--- START OF Extracted information ---
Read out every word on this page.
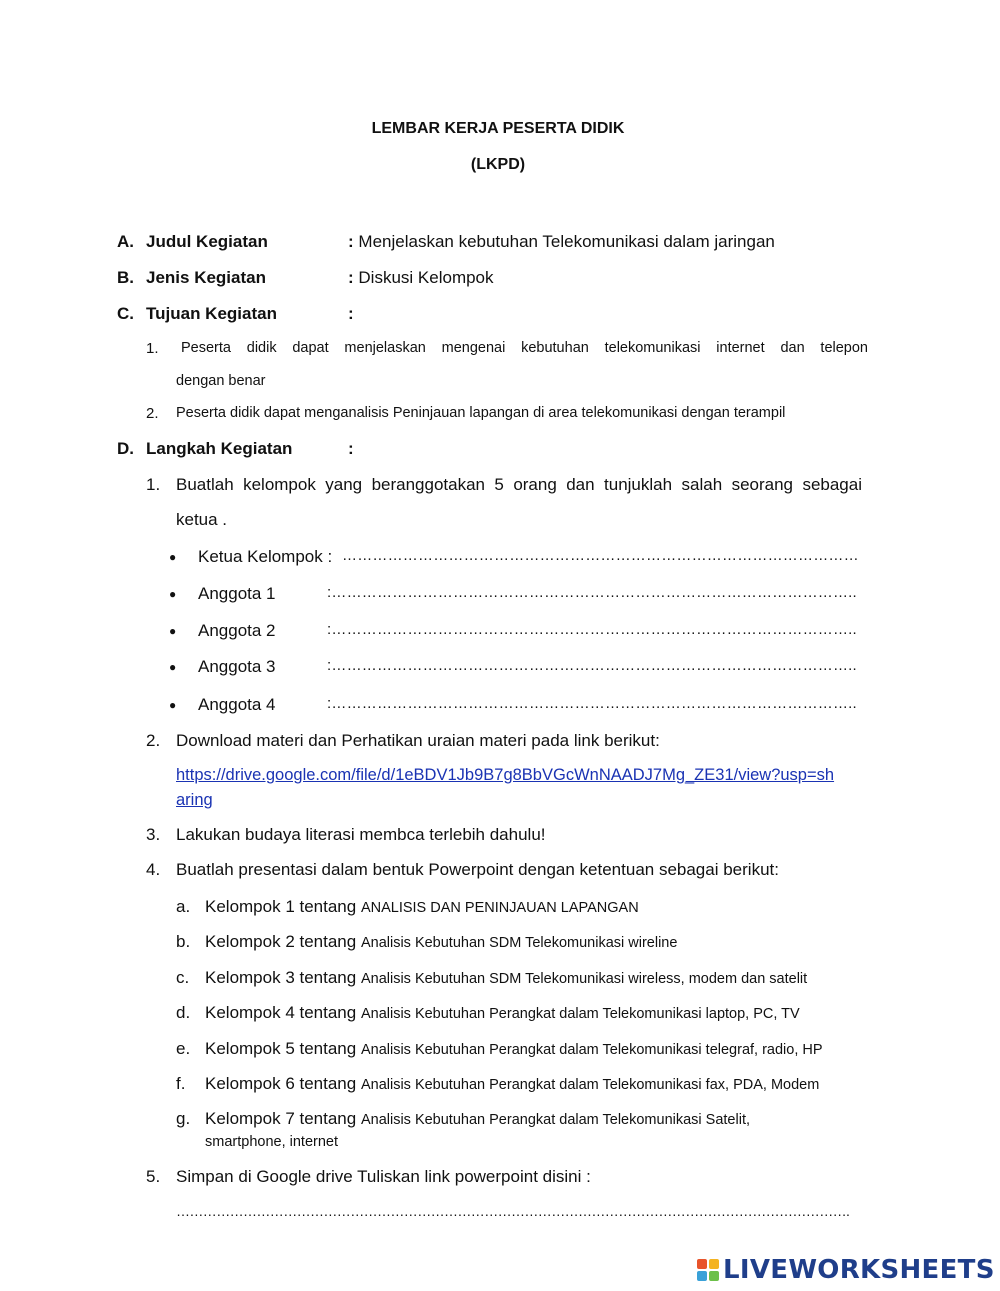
LEMBAR KERJA PESERTA DIDIK
(LKPD)
A. Judul Kegiatan	: Menjelaskan kebutuhan Telekomunikasi dalam jaringan
B. Jenis Kegiatan	: Diskusi Kelompok
C. Tujuan Kegiatan	:
1. Peserta didik dapat menjelaskan mengenai kebutuhan telekomunikasi internet dan telepon
dengan benar
2. Peserta didik dapat menganalisis Peninjauan lapangan di area telekomunikasi dengan terampil
D. Langkah Kegiatan	:
1. Buatlah kelompok yang beranggotakan 5 orang dan tunjuklah salah seorang sebagai
ketua .
● Ketua Kelompok : …………………………………………………………………………………………
● Anggota 1	:…………………………………………………………………………………………..
● Anggota 2	:…………………………………………………………………………………………..
● Anggota 3	:…………………………………………………………………………………………..
● Anggota 4	:…………………………………………………………………………………………..
2. Download materi dan Perhatikan uraian materi pada link berikut:
https://drive.google.com/file/d/1eBDV1Jb9B7g8BbVGcWnNAADJ7Mg_ZE31/view?usp=sh
aring
3. Lakukan budaya literasi membca terlebih dahulu!
4. Buatlah presentasi dalam bentuk Powerpoint dengan ketentuan sebagai berikut:
a. Kelompok 1 tentang ANALISIS DAN PENINJAUAN LAPANGAN
b. Kelompok 2 tentang Analisis Kebutuhan SDM Telekomunikasi wireline
c. Kelompok 3 tentang Analisis Kebutuhan SDM Telekomunikasi wireless, modem dan satelit
d. Kelompok 4 tentang Analisis Kebutuhan Perangkat dalam Telekomunikasi laptop, PC, TV
e. Kelompok 5 tentang Analisis Kebutuhan Perangkat dalam Telekomunikasi telegraf, radio, HP
f. Kelompok 6 tentang Analisis Kebutuhan Perangkat dalam Telekomunikasi fax, PDA, Modem
g. Kelompok 7 tentang Analisis Kebutuhan Perangkat dalam Telekomunikasi Satelit,
smartphone, internet
5. Simpan di Google drive Tuliskan link powerpoint disini :
…………………………………………………………………………………………………………………………………….
LIVEWORKSHEETS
--- END OF Extracted information ---
#### [Short problem]
Which lines hold the string "Kegiatan"? List them all.

#### [Solution to the problem]
A. Judul Kegiatan	: Menjelaskan kebutuhan Telekomunikasi dalam jaringan
B. Jenis Kegiatan	: Diskusi Kelompok
C. Tujuan Kegiatan	:
D. Langkah Kegiatan	:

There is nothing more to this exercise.